Lista zadań
**a)** Oceń, czy trzy poniższe stwierdzenia zgadzają się z tekstem o powieści „Mesjasze”. Przy każdym odpowiedz „tak” lub „nie” i przytocz dosłownie rozstrzygające słowa tekstu.
(i) Spotkanie z Györgym Spiró odbyło się w Instytucie Węgierskim w Warszawie.
(ii) Zaraz po zakupie powieść została przeczytana w całości.
(iii) Postaci Bogusławskiego Spiró poświęcił wyłącznie powieść.
**b)** Kontynuuj tekst o powieści „Mesjasze”, zaczynając zaraz po jego ostatnim zdaniu.

───── Dokument ─────

PODKOWIAŃSKI MAGAZYN KULTURALNY, nr 65

Witold Bartoszewicz


Dzienniczek lektur


To już rok, albo jeszcze i pół, jak wybrałem się do Instytutu Węgierskiego w Warszawie na spotkanie z Györgym Spiró, autorem wydanej właśnie powieści Mesjasze. Poszedłem tam zaciekawiony bardziej autorem niż książką. Można się zresztą spierać, co tu ciekawsze: dobrze mówiący po polsku Węgier – rozmiłowany w Wyspiańskim znawca polskiego dramatu, który postaci Bogusławskiego i jego czasom poświęcił nie tylko powieść, ale jeszcze sztukę teatralną, a polskiemu dramatowi akademicką rozprawę – czy jego najnowsze dzieło, opasła powieść o towiańczykach i środowisku emigracji po 1830 roku.

Książkę nabyłem i przydźwigałem do domu. Z rozpędu przeczytałem kilkadziesiąt stron. Tyle zajmuje brawurowy opis podróży polskiego wojska powstańczego przez Niemcy, Belgię do Francji; podróży zrazu euforycznej (na miarę zachwytu Europejczyków zrywem wolnościowym „tych dzielnych Polaków”), a z czasem coraz uciążliwszej dla obu stron. Zachwyt się wypalił, a rozbudzone nadzieje kombatantów – wcale nie. Zaczęły się wewnętrzne swary i utarczki z miejscowymi władzami, które doskonaliły wówczas sztukę biurokracji. Narrator utknął w tej grząskiej materii, a książka poszła w kąt, jak wiele innych. Kąty pełne książek, a czytelnictwo nikłe, na poziomie średniej krajowej. A tu dochodzą mnie słuchy, że są tacy, co książkę przeczytali. Mowa też o nominacjach do prestiżowych nagród... Może wypada wrócić do naszych nieszczęsnych emigrantów? Dowiedzieć się, co z tym Towiańskim? Spotkać Mickiewicza? Ale jak, skoro nie mam czasu na czytanie, trudno się skupić, a oczy łzawią od komputera?

───── Przekazane dane ─────

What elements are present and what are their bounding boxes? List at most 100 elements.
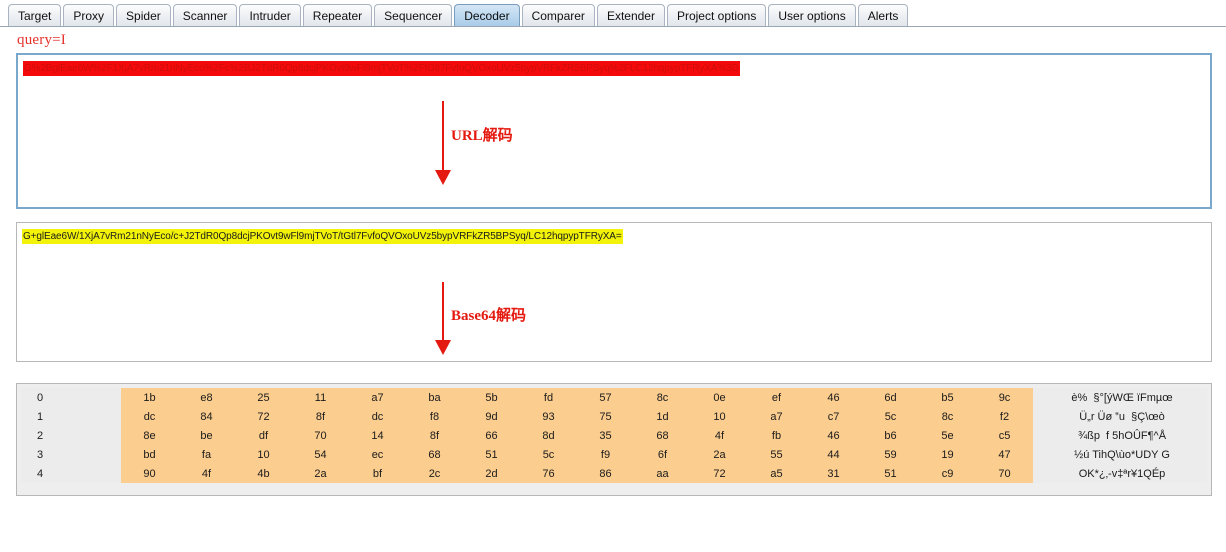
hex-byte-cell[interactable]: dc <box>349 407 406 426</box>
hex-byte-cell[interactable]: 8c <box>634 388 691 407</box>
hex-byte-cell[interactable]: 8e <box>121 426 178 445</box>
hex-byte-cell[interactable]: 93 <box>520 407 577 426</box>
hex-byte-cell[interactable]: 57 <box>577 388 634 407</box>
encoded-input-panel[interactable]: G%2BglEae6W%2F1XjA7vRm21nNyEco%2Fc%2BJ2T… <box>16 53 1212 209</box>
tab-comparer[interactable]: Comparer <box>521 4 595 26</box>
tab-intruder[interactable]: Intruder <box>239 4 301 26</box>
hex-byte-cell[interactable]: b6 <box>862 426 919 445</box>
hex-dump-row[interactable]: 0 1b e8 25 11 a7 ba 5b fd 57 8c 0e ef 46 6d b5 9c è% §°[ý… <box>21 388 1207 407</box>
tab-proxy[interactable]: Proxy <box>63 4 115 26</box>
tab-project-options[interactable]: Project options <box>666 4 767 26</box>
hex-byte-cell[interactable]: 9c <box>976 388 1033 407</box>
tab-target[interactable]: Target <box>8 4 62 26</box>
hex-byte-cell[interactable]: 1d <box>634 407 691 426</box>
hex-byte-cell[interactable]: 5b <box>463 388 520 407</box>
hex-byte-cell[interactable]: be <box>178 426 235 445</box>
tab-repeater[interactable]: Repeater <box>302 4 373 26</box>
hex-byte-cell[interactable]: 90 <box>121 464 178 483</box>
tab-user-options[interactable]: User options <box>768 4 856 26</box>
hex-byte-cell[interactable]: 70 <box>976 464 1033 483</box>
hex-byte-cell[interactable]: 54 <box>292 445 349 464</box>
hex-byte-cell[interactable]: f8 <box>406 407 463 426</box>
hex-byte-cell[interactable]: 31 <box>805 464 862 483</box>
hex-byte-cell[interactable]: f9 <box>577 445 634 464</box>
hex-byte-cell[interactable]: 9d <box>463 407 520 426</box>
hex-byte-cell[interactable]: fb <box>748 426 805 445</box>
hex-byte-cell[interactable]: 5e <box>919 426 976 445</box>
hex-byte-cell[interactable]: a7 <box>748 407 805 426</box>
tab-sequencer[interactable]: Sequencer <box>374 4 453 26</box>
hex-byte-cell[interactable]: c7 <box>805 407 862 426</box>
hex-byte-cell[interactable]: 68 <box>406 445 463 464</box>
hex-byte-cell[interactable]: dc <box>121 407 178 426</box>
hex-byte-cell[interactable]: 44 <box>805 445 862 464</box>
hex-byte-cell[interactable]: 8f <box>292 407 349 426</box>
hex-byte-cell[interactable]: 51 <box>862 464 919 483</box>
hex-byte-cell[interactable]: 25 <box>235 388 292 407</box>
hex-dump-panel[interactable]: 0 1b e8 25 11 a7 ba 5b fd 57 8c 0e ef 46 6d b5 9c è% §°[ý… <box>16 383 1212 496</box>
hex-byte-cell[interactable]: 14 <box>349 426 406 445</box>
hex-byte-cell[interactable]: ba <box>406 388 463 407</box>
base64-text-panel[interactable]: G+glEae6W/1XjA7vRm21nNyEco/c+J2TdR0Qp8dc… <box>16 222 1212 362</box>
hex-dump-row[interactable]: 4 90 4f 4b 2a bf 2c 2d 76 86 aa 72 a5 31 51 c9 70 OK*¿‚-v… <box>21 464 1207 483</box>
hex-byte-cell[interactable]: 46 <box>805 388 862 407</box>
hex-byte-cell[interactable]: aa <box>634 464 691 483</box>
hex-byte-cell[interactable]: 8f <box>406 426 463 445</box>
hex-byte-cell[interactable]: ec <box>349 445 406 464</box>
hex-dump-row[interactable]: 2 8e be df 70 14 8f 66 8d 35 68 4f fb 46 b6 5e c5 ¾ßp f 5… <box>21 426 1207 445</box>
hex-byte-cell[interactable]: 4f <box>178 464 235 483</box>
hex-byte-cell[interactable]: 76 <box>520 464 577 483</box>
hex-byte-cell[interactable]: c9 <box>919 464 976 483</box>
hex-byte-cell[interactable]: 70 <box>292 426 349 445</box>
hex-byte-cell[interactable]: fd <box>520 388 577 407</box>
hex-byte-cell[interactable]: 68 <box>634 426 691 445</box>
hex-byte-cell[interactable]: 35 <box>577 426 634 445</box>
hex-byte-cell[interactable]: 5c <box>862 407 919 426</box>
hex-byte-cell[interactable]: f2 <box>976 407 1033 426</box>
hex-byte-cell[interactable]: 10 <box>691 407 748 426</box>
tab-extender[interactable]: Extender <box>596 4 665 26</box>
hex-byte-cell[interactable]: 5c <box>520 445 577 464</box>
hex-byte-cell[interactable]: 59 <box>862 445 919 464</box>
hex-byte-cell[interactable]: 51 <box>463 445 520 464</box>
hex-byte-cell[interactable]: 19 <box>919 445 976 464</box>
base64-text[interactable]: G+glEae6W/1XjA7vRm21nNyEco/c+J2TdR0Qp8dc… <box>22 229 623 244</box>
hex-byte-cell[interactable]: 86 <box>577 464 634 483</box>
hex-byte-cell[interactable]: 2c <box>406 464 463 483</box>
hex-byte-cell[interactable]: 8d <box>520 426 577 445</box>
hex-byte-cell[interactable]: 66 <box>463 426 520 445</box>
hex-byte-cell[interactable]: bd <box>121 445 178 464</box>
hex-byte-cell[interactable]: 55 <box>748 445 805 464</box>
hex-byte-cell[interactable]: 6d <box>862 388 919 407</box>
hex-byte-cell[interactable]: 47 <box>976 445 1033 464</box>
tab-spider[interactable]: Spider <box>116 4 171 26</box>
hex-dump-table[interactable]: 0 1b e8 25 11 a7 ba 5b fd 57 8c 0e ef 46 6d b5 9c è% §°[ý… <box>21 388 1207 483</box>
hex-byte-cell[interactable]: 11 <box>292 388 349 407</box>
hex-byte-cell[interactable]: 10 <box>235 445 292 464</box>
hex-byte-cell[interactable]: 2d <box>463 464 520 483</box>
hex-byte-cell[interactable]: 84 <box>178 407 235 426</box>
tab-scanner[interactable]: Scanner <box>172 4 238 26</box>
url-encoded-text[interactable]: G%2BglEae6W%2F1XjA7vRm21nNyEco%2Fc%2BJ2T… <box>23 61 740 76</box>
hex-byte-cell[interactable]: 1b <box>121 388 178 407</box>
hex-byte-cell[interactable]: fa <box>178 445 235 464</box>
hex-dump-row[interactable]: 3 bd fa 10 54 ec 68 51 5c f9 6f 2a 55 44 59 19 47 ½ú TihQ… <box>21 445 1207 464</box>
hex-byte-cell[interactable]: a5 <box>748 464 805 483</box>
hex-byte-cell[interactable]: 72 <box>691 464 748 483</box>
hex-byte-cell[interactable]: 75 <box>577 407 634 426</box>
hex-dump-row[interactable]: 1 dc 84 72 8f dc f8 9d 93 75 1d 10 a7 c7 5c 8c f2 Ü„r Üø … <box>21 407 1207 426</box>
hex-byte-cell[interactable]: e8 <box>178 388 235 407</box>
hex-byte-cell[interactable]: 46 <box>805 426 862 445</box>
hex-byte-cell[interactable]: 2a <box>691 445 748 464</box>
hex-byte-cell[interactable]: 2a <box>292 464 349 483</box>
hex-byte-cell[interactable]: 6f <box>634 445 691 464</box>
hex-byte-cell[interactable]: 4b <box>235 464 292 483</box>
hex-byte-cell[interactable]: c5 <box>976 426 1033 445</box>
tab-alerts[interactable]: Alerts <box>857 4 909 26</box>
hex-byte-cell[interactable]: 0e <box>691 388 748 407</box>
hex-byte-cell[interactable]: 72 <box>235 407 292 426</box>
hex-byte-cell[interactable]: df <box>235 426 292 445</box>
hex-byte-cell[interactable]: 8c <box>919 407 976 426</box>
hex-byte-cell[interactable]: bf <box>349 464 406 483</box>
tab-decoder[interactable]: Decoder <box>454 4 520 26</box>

─────
───── Przekazane dane ─────

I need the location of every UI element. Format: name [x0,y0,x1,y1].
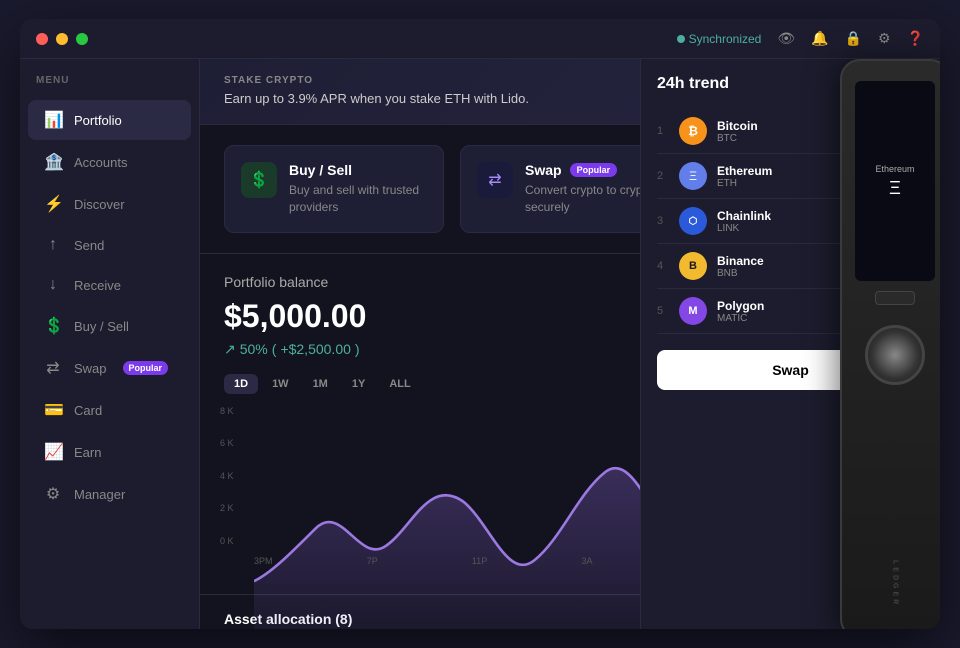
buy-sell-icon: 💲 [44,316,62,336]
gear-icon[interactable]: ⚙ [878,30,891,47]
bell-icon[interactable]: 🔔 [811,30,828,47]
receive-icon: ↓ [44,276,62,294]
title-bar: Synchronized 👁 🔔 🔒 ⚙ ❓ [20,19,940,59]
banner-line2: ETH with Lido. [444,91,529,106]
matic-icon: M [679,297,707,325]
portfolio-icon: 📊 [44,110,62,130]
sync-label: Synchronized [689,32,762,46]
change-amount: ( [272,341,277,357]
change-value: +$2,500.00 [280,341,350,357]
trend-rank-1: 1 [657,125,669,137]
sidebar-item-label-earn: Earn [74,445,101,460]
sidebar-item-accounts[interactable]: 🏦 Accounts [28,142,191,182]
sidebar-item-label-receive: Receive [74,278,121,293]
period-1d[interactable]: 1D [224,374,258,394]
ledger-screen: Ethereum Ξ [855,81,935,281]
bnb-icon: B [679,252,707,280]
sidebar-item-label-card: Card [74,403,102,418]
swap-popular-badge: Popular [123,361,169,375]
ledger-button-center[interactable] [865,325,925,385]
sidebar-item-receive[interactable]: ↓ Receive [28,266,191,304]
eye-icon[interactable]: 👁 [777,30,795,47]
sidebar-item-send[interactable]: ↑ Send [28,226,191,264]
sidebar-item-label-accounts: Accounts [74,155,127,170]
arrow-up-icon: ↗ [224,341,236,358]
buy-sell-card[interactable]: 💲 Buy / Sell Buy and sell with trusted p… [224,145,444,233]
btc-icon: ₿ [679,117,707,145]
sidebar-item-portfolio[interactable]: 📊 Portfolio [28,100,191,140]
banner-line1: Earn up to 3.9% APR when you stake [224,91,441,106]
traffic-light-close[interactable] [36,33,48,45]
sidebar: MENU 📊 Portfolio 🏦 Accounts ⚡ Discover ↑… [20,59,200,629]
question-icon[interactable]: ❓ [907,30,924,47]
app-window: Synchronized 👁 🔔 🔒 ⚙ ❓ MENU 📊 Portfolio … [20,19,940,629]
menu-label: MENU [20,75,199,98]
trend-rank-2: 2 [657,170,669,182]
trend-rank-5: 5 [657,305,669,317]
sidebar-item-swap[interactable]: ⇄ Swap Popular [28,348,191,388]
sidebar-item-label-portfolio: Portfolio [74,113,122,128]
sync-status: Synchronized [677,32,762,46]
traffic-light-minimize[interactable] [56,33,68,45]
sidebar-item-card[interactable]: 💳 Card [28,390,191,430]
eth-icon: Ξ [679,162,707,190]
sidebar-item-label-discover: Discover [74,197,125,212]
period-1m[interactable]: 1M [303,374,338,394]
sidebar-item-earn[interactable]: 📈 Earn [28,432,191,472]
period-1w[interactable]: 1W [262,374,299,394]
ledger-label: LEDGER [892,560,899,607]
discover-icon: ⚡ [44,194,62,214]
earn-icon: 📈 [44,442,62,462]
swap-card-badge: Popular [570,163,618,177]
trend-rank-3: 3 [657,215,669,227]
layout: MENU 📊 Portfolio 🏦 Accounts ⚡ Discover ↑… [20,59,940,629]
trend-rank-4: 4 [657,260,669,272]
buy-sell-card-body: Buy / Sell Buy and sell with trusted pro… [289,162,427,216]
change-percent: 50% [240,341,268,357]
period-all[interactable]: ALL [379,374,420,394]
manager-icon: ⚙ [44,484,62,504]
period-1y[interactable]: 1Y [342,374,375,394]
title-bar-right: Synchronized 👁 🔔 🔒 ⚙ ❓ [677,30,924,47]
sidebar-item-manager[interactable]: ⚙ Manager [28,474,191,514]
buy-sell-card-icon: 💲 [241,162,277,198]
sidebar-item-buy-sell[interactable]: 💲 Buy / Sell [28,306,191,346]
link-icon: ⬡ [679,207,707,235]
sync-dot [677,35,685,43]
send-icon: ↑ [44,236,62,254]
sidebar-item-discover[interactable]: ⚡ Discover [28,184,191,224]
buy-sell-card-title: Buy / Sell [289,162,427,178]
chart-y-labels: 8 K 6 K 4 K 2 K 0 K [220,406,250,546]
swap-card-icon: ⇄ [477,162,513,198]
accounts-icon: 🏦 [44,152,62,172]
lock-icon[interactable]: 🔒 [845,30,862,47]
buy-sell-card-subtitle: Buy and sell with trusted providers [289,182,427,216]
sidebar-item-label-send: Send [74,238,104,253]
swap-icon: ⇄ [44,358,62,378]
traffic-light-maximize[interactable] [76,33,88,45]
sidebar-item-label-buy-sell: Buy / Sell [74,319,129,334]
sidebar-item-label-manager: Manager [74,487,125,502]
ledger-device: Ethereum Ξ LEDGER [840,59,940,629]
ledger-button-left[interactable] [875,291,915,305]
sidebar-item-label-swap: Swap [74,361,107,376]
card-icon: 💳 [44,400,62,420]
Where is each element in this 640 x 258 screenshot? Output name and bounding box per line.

─────

Zestaw odpowiedzi
**a)**
(i) Tak: „wybrałem się do Instytutu Węgierskiego w Warszawie na spotkanie z Györgym Spiró”.
(ii) Nie: „Z rozpędu przeczytałem kilkadziesiąt stron.”
(iii) Nie: „postaci Bogusławskiego i jego czasom poświęcił nie tylko powieść, ale jeszcze sztukę teatralną”.

**b)**
* * *

Minęło kilka miesięcy. Sfera publiczna staje się coraz paskudniejsza. Styl dyskursu (zgiełk wyzwisk, pomówień i klątw, skargi poszkodowanych na honorze, szczęk kos stawianych na sztorc) częściej zniechęca, niż przyciąga malowniczością karczemnej awantury. Boleję nad tym i wygłaszam napastliwe jeremiady przeciwko mediom, które nadymają byle co do epokowych rozmiarów. Nie wiem, co gorsze w publicystyce: jawna stronniczość czy formalna bezstronność polegająca na inscenizowaniu „dwugłosu”. Już mnie nie bawi wysłuchiwanie ani jednej, ani drugiej strony. To, co chce uchodzić za wolny głos opinii publicznej, jest jedynie realizacją biznesplanu zmierzającego do sprzedania pigułek Murti-Binga lub reklam „maści dla takich jak Ty, po której poczujesz się lepiej dziś”. Coraz słabsze działy kulturalne i naukowe nie przynoszą niczego treściwego. Tymczasem Spiró dostał nagrodę Angelusa, a przede mną jeszcze siedemset stron Mesjaszy do przeczytania. Najwyższy czas odstawić prasę, bo telewizję już dawno ograniczyłem do „sportu i pogody”. Co postanowiłem, uczyniłem. Zacząwszy nowe życie, dostrzegam, że nie jestem sam – w kolejce WKD i warszawskich tramwajach coraz częściej widać ludzi z książką, choć rzadko jest to coś tak grubego jak moja.

Wypada dodać, że post, jaki sobie narzuciłem, nie jest ścisły, bo zaglądam do prasy w internecie i nawet czytuję (zwykle pobieżnie, korzystając z komórki) dłuższe artykuły. Nie mogłem więc nie zauważyć masowej a multimedialnej zachęty do czytania książek. Mimo postanowienia, że już nie zamierzam być pouczany i zapoznawany ze słusznością tego czy owego, przeczytałem z pożytkiem kilka wypowiedzi fachowych lub zamiłowanych czytelników.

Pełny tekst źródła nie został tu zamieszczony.